(Dataset items)
- - - - -
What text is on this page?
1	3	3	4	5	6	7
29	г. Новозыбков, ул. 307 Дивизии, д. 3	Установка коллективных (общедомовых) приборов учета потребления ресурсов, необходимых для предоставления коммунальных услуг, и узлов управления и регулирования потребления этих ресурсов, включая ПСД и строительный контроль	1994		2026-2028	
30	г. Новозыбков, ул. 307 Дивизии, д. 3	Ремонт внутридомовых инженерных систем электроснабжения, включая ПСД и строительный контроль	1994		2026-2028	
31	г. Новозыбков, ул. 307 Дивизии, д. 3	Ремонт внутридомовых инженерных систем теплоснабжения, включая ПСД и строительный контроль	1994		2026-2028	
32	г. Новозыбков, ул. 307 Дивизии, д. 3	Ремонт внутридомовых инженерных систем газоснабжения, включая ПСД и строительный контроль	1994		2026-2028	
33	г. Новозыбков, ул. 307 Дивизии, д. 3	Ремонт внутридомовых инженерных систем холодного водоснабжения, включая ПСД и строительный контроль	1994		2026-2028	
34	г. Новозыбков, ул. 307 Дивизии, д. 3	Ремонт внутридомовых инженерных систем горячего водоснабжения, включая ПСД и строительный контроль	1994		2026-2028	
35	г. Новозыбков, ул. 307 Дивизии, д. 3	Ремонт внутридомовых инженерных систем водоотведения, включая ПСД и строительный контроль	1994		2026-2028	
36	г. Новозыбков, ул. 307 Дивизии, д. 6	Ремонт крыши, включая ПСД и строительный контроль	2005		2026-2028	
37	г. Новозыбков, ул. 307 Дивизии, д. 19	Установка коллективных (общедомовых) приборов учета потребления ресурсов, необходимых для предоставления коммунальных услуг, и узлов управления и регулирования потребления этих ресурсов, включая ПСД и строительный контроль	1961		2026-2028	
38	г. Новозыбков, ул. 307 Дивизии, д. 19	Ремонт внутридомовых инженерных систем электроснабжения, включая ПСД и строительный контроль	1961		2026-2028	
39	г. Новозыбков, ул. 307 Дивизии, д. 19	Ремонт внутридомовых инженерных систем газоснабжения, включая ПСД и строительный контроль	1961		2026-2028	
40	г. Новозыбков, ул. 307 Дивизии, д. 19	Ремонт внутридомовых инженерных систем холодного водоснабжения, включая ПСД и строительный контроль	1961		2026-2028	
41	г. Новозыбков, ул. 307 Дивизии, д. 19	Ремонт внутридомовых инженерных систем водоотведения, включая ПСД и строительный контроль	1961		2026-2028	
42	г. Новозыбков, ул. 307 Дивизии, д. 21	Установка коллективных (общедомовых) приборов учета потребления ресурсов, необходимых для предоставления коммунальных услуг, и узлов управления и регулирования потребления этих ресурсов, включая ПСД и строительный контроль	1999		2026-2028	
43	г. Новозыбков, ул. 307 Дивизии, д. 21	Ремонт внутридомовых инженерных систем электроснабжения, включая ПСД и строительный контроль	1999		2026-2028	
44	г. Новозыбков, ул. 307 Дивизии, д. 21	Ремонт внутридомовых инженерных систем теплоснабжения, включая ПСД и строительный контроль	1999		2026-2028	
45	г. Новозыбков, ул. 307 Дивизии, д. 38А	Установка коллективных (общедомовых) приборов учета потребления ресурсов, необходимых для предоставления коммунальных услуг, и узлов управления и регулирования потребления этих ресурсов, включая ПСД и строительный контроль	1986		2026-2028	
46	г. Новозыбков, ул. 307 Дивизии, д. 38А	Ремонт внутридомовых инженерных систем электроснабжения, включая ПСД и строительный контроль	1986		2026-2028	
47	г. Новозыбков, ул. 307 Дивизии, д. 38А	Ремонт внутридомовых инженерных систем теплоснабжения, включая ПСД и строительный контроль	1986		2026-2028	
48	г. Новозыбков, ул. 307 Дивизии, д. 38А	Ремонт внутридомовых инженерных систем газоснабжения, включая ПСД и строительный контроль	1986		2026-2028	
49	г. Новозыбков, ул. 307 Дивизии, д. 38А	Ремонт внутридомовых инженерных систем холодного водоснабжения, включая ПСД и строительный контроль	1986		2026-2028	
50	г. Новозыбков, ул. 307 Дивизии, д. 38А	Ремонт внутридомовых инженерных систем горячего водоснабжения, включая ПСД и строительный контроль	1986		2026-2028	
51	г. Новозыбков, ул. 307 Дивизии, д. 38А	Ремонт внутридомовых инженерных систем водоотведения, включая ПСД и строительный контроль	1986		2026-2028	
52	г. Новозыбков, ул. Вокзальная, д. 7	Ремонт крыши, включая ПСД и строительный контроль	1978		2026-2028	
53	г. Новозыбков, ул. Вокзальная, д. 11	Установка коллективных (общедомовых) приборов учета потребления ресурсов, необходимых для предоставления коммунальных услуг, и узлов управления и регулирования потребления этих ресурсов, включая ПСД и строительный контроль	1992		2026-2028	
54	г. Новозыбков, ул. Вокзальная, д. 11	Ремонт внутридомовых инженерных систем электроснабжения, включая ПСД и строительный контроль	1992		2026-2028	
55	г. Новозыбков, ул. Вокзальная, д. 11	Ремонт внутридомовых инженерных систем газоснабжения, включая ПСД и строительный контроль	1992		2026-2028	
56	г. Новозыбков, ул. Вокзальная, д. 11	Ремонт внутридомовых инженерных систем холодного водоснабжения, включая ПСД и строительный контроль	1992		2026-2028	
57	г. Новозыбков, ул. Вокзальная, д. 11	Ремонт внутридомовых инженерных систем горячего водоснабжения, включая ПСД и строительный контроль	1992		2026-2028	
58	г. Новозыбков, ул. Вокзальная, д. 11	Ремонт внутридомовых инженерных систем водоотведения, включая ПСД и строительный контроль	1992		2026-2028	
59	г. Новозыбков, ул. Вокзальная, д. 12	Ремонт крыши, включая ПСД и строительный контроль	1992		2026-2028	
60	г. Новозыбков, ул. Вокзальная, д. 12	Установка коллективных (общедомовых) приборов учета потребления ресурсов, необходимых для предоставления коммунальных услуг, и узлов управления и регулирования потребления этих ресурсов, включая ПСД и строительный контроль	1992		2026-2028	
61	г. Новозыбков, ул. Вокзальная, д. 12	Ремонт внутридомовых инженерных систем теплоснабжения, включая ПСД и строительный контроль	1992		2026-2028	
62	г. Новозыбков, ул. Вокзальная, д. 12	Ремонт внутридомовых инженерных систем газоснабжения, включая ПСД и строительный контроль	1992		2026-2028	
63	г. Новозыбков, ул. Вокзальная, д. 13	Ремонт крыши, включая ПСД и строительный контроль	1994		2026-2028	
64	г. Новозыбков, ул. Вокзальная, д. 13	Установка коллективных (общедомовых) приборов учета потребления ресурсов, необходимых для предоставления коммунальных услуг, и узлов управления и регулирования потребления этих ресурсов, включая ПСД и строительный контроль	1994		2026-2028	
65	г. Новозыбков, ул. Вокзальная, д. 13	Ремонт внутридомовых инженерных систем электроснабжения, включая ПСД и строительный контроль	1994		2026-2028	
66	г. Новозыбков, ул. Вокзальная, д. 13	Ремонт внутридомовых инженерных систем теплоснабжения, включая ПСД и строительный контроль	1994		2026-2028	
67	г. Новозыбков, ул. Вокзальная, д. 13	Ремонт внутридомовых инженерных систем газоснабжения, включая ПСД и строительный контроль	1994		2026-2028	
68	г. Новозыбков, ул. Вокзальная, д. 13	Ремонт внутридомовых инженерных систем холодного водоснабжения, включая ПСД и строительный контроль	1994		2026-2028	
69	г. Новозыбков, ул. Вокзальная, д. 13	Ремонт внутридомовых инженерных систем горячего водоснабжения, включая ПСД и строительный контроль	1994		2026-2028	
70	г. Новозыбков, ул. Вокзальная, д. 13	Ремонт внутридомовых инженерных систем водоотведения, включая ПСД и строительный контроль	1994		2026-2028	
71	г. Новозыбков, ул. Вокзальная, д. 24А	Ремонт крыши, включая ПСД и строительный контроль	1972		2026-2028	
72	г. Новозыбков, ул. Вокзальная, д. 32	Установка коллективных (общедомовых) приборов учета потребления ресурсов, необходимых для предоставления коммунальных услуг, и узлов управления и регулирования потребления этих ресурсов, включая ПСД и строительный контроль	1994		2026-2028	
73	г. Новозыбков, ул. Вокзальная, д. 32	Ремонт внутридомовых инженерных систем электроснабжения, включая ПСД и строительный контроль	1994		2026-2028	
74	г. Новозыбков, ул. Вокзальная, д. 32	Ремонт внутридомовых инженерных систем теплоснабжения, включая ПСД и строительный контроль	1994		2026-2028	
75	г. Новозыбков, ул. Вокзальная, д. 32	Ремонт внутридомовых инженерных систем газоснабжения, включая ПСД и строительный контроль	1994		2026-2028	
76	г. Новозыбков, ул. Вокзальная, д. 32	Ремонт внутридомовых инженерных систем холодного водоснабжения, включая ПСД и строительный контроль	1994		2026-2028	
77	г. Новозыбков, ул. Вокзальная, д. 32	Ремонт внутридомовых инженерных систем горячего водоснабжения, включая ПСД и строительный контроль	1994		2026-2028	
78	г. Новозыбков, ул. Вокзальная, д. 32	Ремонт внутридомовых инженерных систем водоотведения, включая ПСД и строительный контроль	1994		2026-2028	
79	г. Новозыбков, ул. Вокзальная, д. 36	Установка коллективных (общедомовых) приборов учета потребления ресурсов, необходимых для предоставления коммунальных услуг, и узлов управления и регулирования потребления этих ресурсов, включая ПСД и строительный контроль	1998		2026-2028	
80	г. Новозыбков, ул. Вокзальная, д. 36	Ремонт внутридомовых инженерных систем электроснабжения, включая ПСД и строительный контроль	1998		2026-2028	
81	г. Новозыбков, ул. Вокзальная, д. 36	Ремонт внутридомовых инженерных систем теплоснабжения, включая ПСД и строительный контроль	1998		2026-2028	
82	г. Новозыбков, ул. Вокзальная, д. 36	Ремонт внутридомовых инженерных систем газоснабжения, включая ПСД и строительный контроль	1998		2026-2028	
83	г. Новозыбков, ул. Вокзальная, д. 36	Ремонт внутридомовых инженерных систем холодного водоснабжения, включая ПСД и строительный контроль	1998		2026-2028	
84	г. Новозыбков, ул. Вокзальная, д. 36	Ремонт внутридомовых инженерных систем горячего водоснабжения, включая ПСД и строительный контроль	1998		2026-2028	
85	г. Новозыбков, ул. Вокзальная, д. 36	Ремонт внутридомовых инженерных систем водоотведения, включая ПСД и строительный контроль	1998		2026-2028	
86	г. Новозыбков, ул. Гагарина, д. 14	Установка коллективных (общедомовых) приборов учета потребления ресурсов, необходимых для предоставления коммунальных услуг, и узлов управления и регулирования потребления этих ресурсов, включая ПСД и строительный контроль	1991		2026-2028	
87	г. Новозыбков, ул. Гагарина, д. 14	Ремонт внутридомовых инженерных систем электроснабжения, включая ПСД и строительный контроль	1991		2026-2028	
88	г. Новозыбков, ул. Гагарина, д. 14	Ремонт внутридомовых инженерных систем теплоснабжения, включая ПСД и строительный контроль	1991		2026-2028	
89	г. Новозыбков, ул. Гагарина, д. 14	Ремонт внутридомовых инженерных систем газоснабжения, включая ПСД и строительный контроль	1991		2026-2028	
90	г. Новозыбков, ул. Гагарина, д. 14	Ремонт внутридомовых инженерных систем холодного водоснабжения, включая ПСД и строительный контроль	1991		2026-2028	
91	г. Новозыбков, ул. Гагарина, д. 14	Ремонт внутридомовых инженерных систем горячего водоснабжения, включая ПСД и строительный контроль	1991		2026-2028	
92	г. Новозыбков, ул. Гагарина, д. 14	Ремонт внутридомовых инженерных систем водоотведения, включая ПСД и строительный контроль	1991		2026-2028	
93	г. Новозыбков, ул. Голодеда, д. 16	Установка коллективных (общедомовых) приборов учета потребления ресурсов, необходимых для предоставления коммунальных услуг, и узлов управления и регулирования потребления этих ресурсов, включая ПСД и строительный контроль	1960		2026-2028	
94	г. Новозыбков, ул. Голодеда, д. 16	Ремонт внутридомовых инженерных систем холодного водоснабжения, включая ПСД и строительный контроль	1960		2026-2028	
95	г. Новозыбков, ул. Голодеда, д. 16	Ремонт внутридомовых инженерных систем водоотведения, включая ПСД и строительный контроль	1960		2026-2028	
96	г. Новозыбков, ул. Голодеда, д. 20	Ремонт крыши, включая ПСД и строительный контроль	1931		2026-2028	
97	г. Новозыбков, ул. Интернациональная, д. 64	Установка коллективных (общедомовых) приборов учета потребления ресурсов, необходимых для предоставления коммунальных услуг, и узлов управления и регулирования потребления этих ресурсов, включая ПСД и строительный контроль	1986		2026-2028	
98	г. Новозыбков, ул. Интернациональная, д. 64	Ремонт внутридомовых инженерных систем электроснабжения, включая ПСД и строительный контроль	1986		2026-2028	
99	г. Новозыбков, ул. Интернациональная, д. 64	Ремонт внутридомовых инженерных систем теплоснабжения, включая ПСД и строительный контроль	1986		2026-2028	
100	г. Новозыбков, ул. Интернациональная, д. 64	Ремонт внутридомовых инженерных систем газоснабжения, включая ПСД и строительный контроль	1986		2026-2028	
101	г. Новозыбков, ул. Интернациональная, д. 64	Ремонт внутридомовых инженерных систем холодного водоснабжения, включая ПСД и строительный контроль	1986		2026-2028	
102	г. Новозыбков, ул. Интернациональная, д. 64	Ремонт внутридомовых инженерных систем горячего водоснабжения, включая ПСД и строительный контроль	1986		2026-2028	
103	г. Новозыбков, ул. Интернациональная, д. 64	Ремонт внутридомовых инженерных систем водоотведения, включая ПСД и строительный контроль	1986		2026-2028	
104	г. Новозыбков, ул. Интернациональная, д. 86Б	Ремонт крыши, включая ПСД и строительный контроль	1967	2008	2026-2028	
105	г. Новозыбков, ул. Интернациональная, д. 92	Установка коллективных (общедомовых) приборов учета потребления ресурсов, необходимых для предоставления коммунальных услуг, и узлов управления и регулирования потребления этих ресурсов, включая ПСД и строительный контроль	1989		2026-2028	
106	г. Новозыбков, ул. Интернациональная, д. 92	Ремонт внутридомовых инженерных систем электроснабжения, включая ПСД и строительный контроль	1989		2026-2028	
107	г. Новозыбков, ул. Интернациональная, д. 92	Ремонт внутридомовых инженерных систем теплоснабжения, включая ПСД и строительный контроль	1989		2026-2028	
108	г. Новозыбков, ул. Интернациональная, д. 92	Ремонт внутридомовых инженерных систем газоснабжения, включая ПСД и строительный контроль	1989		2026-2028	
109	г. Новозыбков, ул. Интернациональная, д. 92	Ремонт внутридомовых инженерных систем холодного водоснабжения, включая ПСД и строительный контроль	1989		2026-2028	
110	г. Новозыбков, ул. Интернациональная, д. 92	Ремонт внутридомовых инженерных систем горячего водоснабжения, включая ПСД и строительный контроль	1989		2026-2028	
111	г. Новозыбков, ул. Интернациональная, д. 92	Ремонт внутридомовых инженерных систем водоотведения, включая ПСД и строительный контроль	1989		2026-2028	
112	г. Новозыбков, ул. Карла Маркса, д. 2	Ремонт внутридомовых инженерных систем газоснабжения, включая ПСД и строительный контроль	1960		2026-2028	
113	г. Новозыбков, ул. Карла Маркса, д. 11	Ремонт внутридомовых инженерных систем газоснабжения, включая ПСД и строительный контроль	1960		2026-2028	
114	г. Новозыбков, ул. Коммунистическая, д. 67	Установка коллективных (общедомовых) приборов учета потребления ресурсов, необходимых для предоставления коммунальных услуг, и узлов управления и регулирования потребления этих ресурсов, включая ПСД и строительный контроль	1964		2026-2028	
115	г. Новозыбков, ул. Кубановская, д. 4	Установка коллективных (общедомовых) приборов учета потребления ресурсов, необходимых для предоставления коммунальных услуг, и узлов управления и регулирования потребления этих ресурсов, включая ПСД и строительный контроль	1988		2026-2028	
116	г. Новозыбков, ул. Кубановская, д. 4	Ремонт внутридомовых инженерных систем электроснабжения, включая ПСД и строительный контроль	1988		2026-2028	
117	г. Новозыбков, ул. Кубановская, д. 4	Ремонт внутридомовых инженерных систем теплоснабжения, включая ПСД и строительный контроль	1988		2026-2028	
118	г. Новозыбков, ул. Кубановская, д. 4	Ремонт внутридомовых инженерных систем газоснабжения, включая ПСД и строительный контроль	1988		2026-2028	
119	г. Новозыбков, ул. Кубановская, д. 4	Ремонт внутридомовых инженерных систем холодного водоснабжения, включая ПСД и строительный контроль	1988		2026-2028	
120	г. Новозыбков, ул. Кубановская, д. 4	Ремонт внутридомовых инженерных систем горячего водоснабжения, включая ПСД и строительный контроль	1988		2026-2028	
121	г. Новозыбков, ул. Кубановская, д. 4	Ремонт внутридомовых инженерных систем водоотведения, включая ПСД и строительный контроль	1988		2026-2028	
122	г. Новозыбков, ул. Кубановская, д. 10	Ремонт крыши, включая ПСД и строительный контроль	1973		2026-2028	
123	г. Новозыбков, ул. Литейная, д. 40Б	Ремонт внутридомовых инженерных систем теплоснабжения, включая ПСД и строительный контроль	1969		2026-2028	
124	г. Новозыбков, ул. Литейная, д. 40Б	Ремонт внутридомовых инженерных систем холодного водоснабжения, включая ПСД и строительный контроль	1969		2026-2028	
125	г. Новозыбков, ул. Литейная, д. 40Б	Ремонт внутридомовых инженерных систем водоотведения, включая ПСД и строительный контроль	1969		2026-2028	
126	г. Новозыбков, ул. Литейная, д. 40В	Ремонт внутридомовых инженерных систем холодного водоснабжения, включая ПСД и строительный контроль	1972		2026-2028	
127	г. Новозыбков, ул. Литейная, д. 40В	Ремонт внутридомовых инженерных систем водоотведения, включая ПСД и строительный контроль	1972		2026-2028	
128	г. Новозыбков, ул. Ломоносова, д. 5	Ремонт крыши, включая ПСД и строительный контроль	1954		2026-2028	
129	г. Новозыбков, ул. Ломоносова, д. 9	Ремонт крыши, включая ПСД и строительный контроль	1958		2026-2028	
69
- - - - -
What to do: Examine the records and pull out every line where the string "Маркса" occurs.

Solution to the problem:
112	г. Новозыбков, ул. Карла Маркса, д. 2	Ремонт внутридомовых инженерных систем газоснабжения, включая ПСД и строительный контроль	1960		2026-2028	
113	г. Новозыбков, ул. Карла Маркса, д. 11	Ремонт внутридомовых инженерных систем газоснабжения, включая ПСД и строительный контроль	1960		2026-2028	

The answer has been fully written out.